───── PROVIDED DATA

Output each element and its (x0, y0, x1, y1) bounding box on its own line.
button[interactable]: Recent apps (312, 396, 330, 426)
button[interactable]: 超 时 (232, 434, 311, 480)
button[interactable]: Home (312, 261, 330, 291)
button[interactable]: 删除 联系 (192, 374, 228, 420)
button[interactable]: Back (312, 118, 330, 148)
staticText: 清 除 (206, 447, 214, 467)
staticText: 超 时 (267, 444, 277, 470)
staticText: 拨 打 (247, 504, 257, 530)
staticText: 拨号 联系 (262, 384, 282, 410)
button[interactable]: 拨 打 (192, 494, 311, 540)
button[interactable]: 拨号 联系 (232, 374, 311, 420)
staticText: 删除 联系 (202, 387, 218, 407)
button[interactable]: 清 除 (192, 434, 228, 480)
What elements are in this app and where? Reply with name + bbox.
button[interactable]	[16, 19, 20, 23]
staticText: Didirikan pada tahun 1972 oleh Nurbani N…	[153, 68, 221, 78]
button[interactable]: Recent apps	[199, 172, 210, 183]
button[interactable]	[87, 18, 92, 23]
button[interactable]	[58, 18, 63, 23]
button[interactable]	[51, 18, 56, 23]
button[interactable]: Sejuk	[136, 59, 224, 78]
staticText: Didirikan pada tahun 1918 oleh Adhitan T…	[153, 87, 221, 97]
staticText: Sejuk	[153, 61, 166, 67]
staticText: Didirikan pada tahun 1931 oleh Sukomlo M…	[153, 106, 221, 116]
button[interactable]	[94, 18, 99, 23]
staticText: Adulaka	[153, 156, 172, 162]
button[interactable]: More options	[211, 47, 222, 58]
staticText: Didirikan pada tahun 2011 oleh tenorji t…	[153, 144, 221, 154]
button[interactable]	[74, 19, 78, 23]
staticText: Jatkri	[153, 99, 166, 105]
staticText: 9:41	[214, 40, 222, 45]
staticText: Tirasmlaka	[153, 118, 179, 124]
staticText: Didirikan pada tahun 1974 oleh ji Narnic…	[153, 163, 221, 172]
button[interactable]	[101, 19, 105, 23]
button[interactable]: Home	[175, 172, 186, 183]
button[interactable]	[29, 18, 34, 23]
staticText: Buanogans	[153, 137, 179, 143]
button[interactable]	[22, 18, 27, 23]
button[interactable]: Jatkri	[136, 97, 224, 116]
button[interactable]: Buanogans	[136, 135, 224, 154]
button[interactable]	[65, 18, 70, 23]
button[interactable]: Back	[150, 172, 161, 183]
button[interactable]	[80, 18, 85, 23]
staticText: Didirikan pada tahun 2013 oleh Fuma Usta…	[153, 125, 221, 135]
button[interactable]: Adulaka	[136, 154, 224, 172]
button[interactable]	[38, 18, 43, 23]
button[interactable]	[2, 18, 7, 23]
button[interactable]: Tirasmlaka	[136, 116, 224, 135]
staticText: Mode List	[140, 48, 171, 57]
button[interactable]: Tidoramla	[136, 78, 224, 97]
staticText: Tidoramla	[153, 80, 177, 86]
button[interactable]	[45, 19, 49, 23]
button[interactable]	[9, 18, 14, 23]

──────────

EXERCISE OBJECTIVE:
Starting at the first line of the records and ending at the line that contains "19, 20, 23]", render each line as an item in a numbered list, leaving out any blank lines.

THE RESPONSE:
1. Output each element and its (x0, y0, x1, y1) bounding box on its own line.
2. button[interactable]: Recent apps (312, 396, 330, 426)
3. button[interactable]: 超 时 (232, 434, 311, 480)
4. button[interactable]: Home (312, 261, 330, 291)
5. button[interactable]: 删除 联系 (192, 374, 228, 420)
6. button[interactable]: Back (312, 118, 330, 148)
7. staticText: 清 除 (206, 447, 214, 467)
8. staticText: 超 时 (267, 444, 277, 470)
9. staticText: 拨 打 (247, 504, 257, 530)
10. staticText: 拨号 联系 (262, 384, 282, 410)
11. button[interactable]: 拨 打 (192, 494, 311, 540)
12. button[interactable]: 拨号 联系 (232, 374, 311, 420)
13. staticText: 删除 联系 (202, 387, 218, 407)
14. button[interactable]: 清 除 (192, 434, 228, 480)
15. What elements are in this app and where? Reply with name + bbox.
16. button[interactable]	[16, 19, 20, 23]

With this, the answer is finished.